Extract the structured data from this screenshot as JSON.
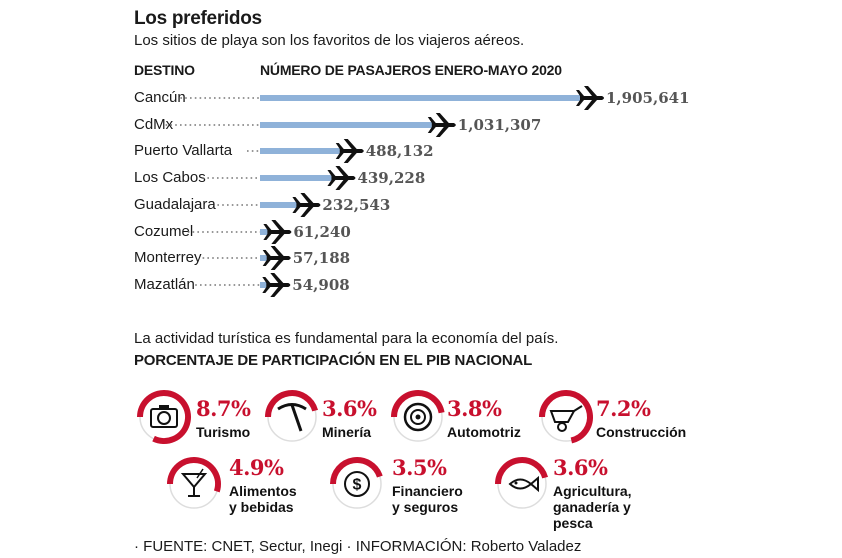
{
  "header": {
    "title": "Los preferidos",
    "subtitle": "Los sitios de playa son los favoritos de los viajeros aéreos."
  },
  "chart_data": {
    "type": "bar",
    "orientation": "horizontal",
    "xlabel": "NÚMERO DE PASAJEROS ENERO-MAYO 2020",
    "ylabel": "DESTINO",
    "categories": [
      "Cancún",
      "CdMx",
      "Puerto Vallarta",
      "Los Cabos",
      "Guadalajara",
      "Cozumel",
      "Monterrey",
      "Mazatlán"
    ],
    "values": [
      1905641,
      1031307,
      488132,
      439228,
      232543,
      61240,
      57188,
      54908
    ],
    "value_labels": [
      "1,905,641",
      "1,031,307",
      "488,132",
      "439,228",
      "232,543",
      "61,240",
      "57,188",
      "54,908"
    ],
    "bar_color": "#8fb2d9",
    "grid": false
  },
  "pib": {
    "intro": "La actividad turística es fundamental para la economía del país.",
    "heading": "PORCENTAJE DE PARTICIPACIÓN EN EL PIB NACIONAL",
    "accent_color": "#c8102e",
    "items": [
      {
        "value": "8.7%",
        "label_lines": [
          "Turismo"
        ],
        "icon": "camera-icon"
      },
      {
        "value": "3.6%",
        "label_lines": [
          "Minería"
        ],
        "icon": "pickaxe-icon"
      },
      {
        "value": "3.8%",
        "label_lines": [
          "Automotriz"
        ],
        "icon": "tire-icon"
      },
      {
        "value": "7.2%",
        "label_lines": [
          "Construcción"
        ],
        "icon": "wheelbarrow-icon"
      },
      {
        "value": "4.9%",
        "label_lines": [
          "Alimentos",
          "y bebidas"
        ],
        "icon": "cocktail-icon"
      },
      {
        "value": "3.5%",
        "label_lines": [
          "Financiero",
          "y seguros"
        ],
        "icon": "coin-icon"
      },
      {
        "value": "3.6%",
        "label_lines": [
          "Agricultura,",
          "ganadería y",
          "pesca"
        ],
        "icon": "fish-icon"
      }
    ]
  },
  "source": "· FUENTE: CNET, Sectur, Inegi · INFORMACIÓN: Roberto Valadez"
}
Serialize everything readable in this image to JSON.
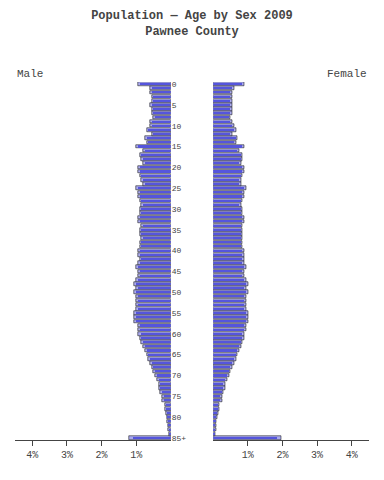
{
  "chart_data": {
    "type": "bar",
    "orientation": "horizontal",
    "title": "Population — Age by Sex 2009",
    "subtitle": "Pawnee County",
    "categories": [
      "85+",
      null,
      null,
      null,
      null,
      "80",
      null,
      null,
      null,
      null,
      "75",
      null,
      null,
      null,
      null,
      "70",
      null,
      null,
      null,
      null,
      "65",
      null,
      null,
      null,
      null,
      "60",
      null,
      null,
      null,
      null,
      "55",
      null,
      null,
      null,
      null,
      "50",
      null,
      null,
      null,
      null,
      "45",
      null,
      null,
      null,
      null,
      "40",
      null,
      null,
      null,
      null,
      "35",
      null,
      null,
      null,
      null,
      "30",
      null,
      null,
      null,
      null,
      "25",
      null,
      null,
      null,
      null,
      "20",
      null,
      null,
      null,
      null,
      "15",
      null,
      null,
      null,
      null,
      "10",
      null,
      null,
      null,
      null,
      "5",
      null,
      null,
      null,
      null,
      "0"
    ],
    "xlim": [
      0,
      4.5
    ],
    "xticks": [
      {
        "value": 1,
        "label": "1%"
      },
      {
        "value": 2,
        "label": "2%"
      },
      {
        "value": 3,
        "label": "3%"
      },
      {
        "value": 4,
        "label": "4%"
      }
    ],
    "grid": false,
    "series": [
      {
        "name": "Male",
        "color": "#aaaaee",
        "values": [
          1.2,
          0.06,
          0.08,
          0.09,
          0.1,
          0.12,
          0.15,
          0.18,
          0.18,
          0.25,
          0.25,
          0.3,
          0.35,
          0.35,
          0.4,
          0.45,
          0.5,
          0.55,
          0.6,
          0.65,
          0.7,
          0.75,
          0.8,
          0.85,
          0.9,
          0.95,
          0.95,
          0.95,
          1.05,
          1.05,
          1.05,
          1.0,
          1.0,
          1.0,
          1.0,
          1.05,
          1.0,
          1.05,
          1.0,
          0.95,
          0.95,
          1.0,
          0.95,
          0.9,
          0.95,
          0.95,
          0.9,
          0.9,
          0.85,
          0.9,
          0.9,
          0.85,
          0.95,
          0.95,
          0.9,
          0.9,
          0.85,
          0.9,
          0.95,
          0.95,
          1.0,
          0.8,
          0.85,
          0.9,
          0.95,
          0.95,
          0.8,
          0.85,
          0.9,
          0.8,
          1.0,
          0.7,
          0.75,
          0.55,
          0.7,
          0.6,
          0.6,
          0.5,
          0.55,
          0.55,
          0.6,
          0.55,
          0.55,
          0.6,
          0.6,
          0.95
        ]
      },
      {
        "name": "Male",
        "color": "#5555dd",
        "values": [
          1.1,
          0.05,
          0.06,
          0.07,
          0.08,
          0.1,
          0.12,
          0.15,
          0.15,
          0.2,
          0.2,
          0.25,
          0.3,
          0.3,
          0.35,
          0.4,
          0.45,
          0.5,
          0.55,
          0.6,
          0.65,
          0.7,
          0.75,
          0.8,
          0.85,
          0.85,
          0.9,
          0.9,
          1.0,
          1.0,
          1.0,
          0.95,
          0.95,
          0.95,
          0.95,
          1.0,
          0.95,
          1.0,
          0.95,
          0.9,
          0.9,
          0.95,
          0.9,
          0.85,
          0.9,
          0.9,
          0.85,
          0.85,
          0.8,
          0.85,
          0.85,
          0.8,
          0.9,
          0.9,
          0.85,
          0.85,
          0.8,
          0.85,
          0.9,
          0.9,
          0.95,
          0.75,
          0.8,
          0.85,
          0.9,
          0.9,
          0.75,
          0.8,
          0.85,
          0.75,
          0.95,
          0.65,
          0.7,
          0.5,
          0.65,
          0.55,
          0.55,
          0.45,
          0.5,
          0.5,
          0.55,
          0.5,
          0.5,
          0.55,
          0.55,
          0.9
        ]
      },
      {
        "name": "Female",
        "color": "#aaaaee",
        "values": [
          1.95,
          0.06,
          0.08,
          0.09,
          0.1,
          0.12,
          0.15,
          0.18,
          0.18,
          0.25,
          0.25,
          0.3,
          0.35,
          0.35,
          0.4,
          0.45,
          0.5,
          0.55,
          0.6,
          0.65,
          0.7,
          0.75,
          0.8,
          0.85,
          0.9,
          0.9,
          0.95,
          0.95,
          1.0,
          1.0,
          1.0,
          0.95,
          0.95,
          0.95,
          0.95,
          1.0,
          0.95,
          1.0,
          0.95,
          0.9,
          0.9,
          0.95,
          0.9,
          0.9,
          0.9,
          0.9,
          0.85,
          0.85,
          0.85,
          0.85,
          0.85,
          0.85,
          0.9,
          0.9,
          0.85,
          0.85,
          0.8,
          0.85,
          0.9,
          0.9,
          0.95,
          0.8,
          0.8,
          0.85,
          0.9,
          0.9,
          0.8,
          0.85,
          0.85,
          0.75,
          0.9,
          0.65,
          0.7,
          0.55,
          0.65,
          0.6,
          0.55,
          0.5,
          0.55,
          0.55,
          0.55,
          0.55,
          0.55,
          0.55,
          0.6,
          0.9
        ]
      },
      {
        "name": "Female",
        "color": "#5555dd",
        "values": [
          1.85,
          0.05,
          0.06,
          0.07,
          0.08,
          0.1,
          0.12,
          0.15,
          0.15,
          0.2,
          0.2,
          0.25,
          0.3,
          0.3,
          0.35,
          0.4,
          0.45,
          0.5,
          0.55,
          0.6,
          0.65,
          0.7,
          0.75,
          0.8,
          0.85,
          0.85,
          0.9,
          0.9,
          0.95,
          0.95,
          0.95,
          0.9,
          0.9,
          0.9,
          0.9,
          0.95,
          0.9,
          0.95,
          0.9,
          0.85,
          0.85,
          0.9,
          0.85,
          0.85,
          0.85,
          0.85,
          0.8,
          0.8,
          0.8,
          0.8,
          0.8,
          0.8,
          0.85,
          0.85,
          0.8,
          0.8,
          0.75,
          0.8,
          0.85,
          0.85,
          0.9,
          0.75,
          0.75,
          0.8,
          0.85,
          0.85,
          0.75,
          0.8,
          0.8,
          0.7,
          0.85,
          0.6,
          0.65,
          0.5,
          0.6,
          0.55,
          0.5,
          0.45,
          0.5,
          0.5,
          0.5,
          0.5,
          0.5,
          0.5,
          0.55,
          0.85
        ]
      }
    ]
  }
}
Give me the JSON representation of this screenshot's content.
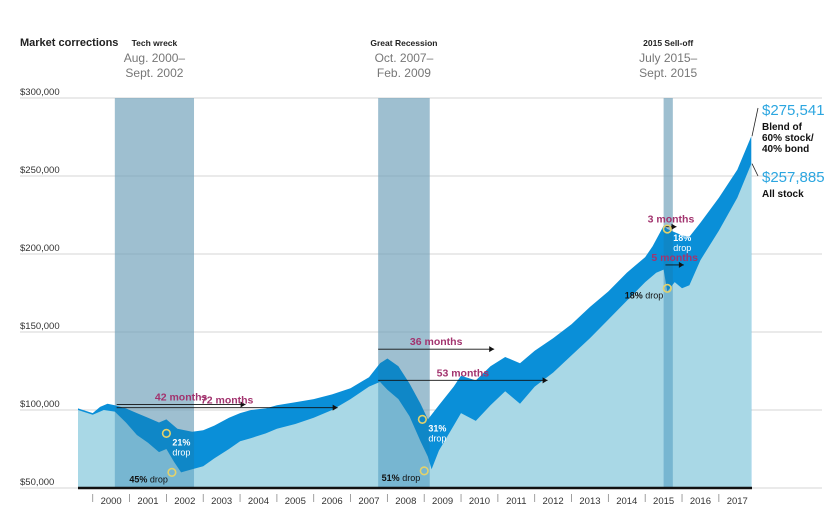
{
  "chart_data": {
    "type": "area",
    "title": "Market corrections",
    "series": [
      {
        "name": "Blend of 60% stock/ 40% bond",
        "color": "#0a8fd8"
      },
      {
        "name": "All stock",
        "color": "#a9d8e6"
      }
    ],
    "x_ticks": [
      "2000",
      "2001",
      "2002",
      "2003",
      "2004",
      "2005",
      "2006",
      "2007",
      "2008",
      "2009",
      "2010",
      "2011",
      "2012",
      "2013",
      "2014",
      "2015",
      "2016",
      "2017"
    ],
    "xlim": [
      1999.6,
      2017.9
    ],
    "y_ticks": [
      {
        "value": 50000,
        "label": "$50,000"
      },
      {
        "value": 100000,
        "label": "$100,000"
      },
      {
        "value": 150000,
        "label": "$150,000"
      },
      {
        "value": 200000,
        "label": "$200,000"
      },
      {
        "value": 250000,
        "label": "$250,000"
      },
      {
        "value": 300000,
        "label": "$300,000"
      }
    ],
    "ylim": [
      50000,
      300000
    ],
    "blend_points": [
      [
        1999.6,
        101000
      ],
      [
        2000.0,
        98000
      ],
      [
        2000.2,
        102000
      ],
      [
        2000.4,
        104000
      ],
      [
        2000.6,
        103000
      ],
      [
        2000.9,
        101000
      ],
      [
        2001.2,
        98000
      ],
      [
        2001.5,
        95000
      ],
      [
        2001.8,
        92000
      ],
      [
        2002.0,
        94000
      ],
      [
        2002.3,
        88000
      ],
      [
        2002.7,
        86000
      ],
      [
        2003.0,
        87000
      ],
      [
        2003.3,
        90000
      ],
      [
        2003.7,
        95000
      ],
      [
        2004.0,
        98000
      ],
      [
        2004.3,
        100000
      ],
      [
        2004.7,
        101000
      ],
      [
        2005.0,
        103000
      ],
      [
        2005.5,
        105000
      ],
      [
        2006.0,
        107000
      ],
      [
        2006.5,
        110000
      ],
      [
        2007.0,
        114000
      ],
      [
        2007.5,
        121000
      ],
      [
        2007.8,
        130000
      ],
      [
        2008.0,
        133000
      ],
      [
        2008.3,
        128000
      ],
      [
        2008.6,
        117000
      ],
      [
        2008.9,
        104000
      ],
      [
        2009.1,
        94000
      ],
      [
        2009.4,
        103000
      ],
      [
        2009.8,
        115000
      ],
      [
        2010.0,
        122000
      ],
      [
        2010.4,
        119000
      ],
      [
        2010.8,
        128000
      ],
      [
        2011.2,
        134000
      ],
      [
        2011.6,
        130000
      ],
      [
        2012.0,
        138000
      ],
      [
        2012.5,
        146000
      ],
      [
        2013.0,
        155000
      ],
      [
        2013.5,
        166000
      ],
      [
        2014.0,
        176000
      ],
      [
        2014.5,
        188000
      ],
      [
        2015.0,
        198000
      ],
      [
        2015.2,
        205000
      ],
      [
        2015.5,
        218000
      ],
      [
        2015.6,
        216000
      ],
      [
        2015.8,
        214000
      ],
      [
        2016.0,
        212000
      ],
      [
        2016.2,
        211000
      ],
      [
        2016.5,
        220000
      ],
      [
        2017.0,
        236000
      ],
      [
        2017.5,
        254000
      ],
      [
        2017.88,
        275541
      ]
    ],
    "stock_points": [
      [
        1999.6,
        100000
      ],
      [
        2000.0,
        97000
      ],
      [
        2000.3,
        100000
      ],
      [
        2000.6,
        99000
      ],
      [
        2000.9,
        92000
      ],
      [
        2001.2,
        84000
      ],
      [
        2001.5,
        79000
      ],
      [
        2001.8,
        73000
      ],
      [
        2002.0,
        75000
      ],
      [
        2002.2,
        67000
      ],
      [
        2002.4,
        60000
      ],
      [
        2002.7,
        62000
      ],
      [
        2003.0,
        64000
      ],
      [
        2003.3,
        69000
      ],
      [
        2003.7,
        75000
      ],
      [
        2004.0,
        80000
      ],
      [
        2004.3,
        82000
      ],
      [
        2004.7,
        85000
      ],
      [
        2005.0,
        88000
      ],
      [
        2005.5,
        91000
      ],
      [
        2006.0,
        95000
      ],
      [
        2006.5,
        100000
      ],
      [
        2007.0,
        107000
      ],
      [
        2007.5,
        115000
      ],
      [
        2007.8,
        118000
      ],
      [
        2008.0,
        113000
      ],
      [
        2008.3,
        107000
      ],
      [
        2008.6,
        96000
      ],
      [
        2008.9,
        80000
      ],
      [
        2009.1,
        70000
      ],
      [
        2009.2,
        62000
      ],
      [
        2009.4,
        74000
      ],
      [
        2009.8,
        90000
      ],
      [
        2010.0,
        98000
      ],
      [
        2010.4,
        93000
      ],
      [
        2010.8,
        103000
      ],
      [
        2011.2,
        112000
      ],
      [
        2011.6,
        104000
      ],
      [
        2012.0,
        115000
      ],
      [
        2012.5,
        124000
      ],
      [
        2013.0,
        135000
      ],
      [
        2013.5,
        146000
      ],
      [
        2014.0,
        158000
      ],
      [
        2014.5,
        170000
      ],
      [
        2015.0,
        182000
      ],
      [
        2015.3,
        188000
      ],
      [
        2015.5,
        190000
      ],
      [
        2015.6,
        176000
      ],
      [
        2015.8,
        182000
      ],
      [
        2016.0,
        178000
      ],
      [
        2016.2,
        180000
      ],
      [
        2016.5,
        196000
      ],
      [
        2017.0,
        215000
      ],
      [
        2017.5,
        236000
      ],
      [
        2017.88,
        257885
      ]
    ],
    "correction_periods": [
      {
        "name": "Tech wreck",
        "dates": [
          "Aug. 2000–",
          "Sept. 2002"
        ],
        "start": 2000.6,
        "end": 2002.75
      },
      {
        "name": "Great Recession",
        "dates": [
          "Oct. 2007–",
          "Feb. 2009"
        ],
        "start": 2007.75,
        "end": 2009.15
      },
      {
        "name": "2015 Sell-off",
        "dates": [
          "July 2015–",
          "Sept. 2015"
        ],
        "start": 2015.5,
        "end": 2015.75
      }
    ],
    "drops": [
      {
        "pct": "21%",
        "label": "drop",
        "x": 2002.0,
        "y": 85000
      },
      {
        "pct": "45%",
        "label": "drop",
        "x": 2002.15,
        "y": 60000
      },
      {
        "pct": "31%",
        "label": "drop",
        "x": 2008.95,
        "y": 94000
      },
      {
        "pct": "51%",
        "label": "drop",
        "x": 2009.0,
        "y": 61000
      },
      {
        "pct": "18%",
        "label": "drop",
        "x": 2015.6,
        "y": 216000
      },
      {
        "pct": "18%",
        "label": "drop",
        "x": 2015.6,
        "y": 178000
      }
    ],
    "recoveries": [
      {
        "label": "42 months",
        "start": 2000.65,
        "end": 2004.15,
        "y": 103500
      },
      {
        "label": "72 months",
        "start": 2000.65,
        "end": 2006.65,
        "y": 101500
      },
      {
        "label": "36 months",
        "start": 2007.75,
        "end": 2010.9,
        "y": 139000
      },
      {
        "label": "53 months",
        "start": 2007.75,
        "end": 2012.35,
        "y": 119000
      },
      {
        "label": "3 months",
        "start": 2015.55,
        "end": 2015.85,
        "y": 217500
      },
      {
        "label": "5 months",
        "start": 2015.55,
        "end": 2016.05,
        "y": 193000
      }
    ],
    "end_values": [
      {
        "value": "$275,541",
        "label": "Blend of 60% stock/ 40% bond"
      },
      {
        "value": "$257,885",
        "label": "All stock"
      }
    ]
  },
  "colors": {
    "blend": "#0a8fd8",
    "stock": "#a9d8e6",
    "period": "#dcdcdc",
    "recovery": "#a2336e",
    "value_text": "#2ca6e0",
    "marker_light": "#e4d26a"
  }
}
* * *
— What you are asked to do —
Among the lines of the data, identify those with the word "screenshot". Copy each of them.

— Solution to this problem —
Extract the structured data from this screenshot as JSON.
Give me the JSON representation of this screenshot's content.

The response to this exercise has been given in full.